[Data excerpts]
§ §
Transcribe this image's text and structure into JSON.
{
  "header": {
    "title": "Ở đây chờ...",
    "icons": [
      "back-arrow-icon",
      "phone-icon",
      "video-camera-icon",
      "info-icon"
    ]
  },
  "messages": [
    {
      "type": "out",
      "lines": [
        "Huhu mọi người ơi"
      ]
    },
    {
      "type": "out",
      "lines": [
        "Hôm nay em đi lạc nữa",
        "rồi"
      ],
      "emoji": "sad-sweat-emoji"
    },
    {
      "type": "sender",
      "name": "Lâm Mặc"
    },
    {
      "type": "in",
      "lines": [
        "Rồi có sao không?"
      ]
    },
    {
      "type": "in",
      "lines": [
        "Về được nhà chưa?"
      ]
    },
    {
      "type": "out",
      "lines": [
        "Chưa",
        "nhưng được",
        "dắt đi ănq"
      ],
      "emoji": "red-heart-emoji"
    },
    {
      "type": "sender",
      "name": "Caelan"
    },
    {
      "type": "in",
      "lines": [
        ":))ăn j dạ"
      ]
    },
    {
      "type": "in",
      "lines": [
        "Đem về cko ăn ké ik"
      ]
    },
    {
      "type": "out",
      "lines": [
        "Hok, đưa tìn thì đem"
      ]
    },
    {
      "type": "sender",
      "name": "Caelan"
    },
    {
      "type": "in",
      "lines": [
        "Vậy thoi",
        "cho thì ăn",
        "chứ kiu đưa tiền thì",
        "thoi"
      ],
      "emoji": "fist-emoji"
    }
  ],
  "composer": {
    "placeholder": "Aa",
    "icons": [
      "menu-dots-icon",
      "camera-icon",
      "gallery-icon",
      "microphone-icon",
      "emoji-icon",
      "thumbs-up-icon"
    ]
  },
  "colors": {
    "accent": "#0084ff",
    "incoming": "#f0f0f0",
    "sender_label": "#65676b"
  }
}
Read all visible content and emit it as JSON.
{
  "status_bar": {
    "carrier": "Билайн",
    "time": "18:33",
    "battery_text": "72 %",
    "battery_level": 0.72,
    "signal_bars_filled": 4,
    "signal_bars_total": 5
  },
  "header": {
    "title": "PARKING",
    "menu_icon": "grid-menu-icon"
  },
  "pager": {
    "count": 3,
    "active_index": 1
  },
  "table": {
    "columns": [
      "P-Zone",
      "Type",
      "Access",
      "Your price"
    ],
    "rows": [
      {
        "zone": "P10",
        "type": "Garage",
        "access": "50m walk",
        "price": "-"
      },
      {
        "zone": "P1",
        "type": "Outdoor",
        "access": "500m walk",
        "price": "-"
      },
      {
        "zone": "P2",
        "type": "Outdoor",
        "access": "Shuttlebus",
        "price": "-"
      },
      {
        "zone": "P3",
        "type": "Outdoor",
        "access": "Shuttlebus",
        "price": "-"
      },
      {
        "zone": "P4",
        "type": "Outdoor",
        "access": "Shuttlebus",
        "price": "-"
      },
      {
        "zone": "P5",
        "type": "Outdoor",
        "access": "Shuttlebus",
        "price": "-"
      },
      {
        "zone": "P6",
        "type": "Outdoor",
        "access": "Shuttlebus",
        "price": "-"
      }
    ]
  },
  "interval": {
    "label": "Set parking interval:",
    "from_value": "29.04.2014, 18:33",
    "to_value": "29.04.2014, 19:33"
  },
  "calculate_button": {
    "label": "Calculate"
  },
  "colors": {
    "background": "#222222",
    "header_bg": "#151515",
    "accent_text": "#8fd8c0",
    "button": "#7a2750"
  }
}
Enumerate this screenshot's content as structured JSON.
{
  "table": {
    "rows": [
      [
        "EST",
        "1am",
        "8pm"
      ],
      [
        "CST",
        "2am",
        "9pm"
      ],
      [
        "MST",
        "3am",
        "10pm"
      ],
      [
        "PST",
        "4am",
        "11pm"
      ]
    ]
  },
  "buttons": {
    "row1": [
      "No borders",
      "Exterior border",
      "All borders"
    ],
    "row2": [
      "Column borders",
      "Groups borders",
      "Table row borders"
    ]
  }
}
§ §
Description of the task>
In the listing, find each line with the string "interval" and copy it.

Output for this task>
  "interval": {
    "label": "Set parking interval:",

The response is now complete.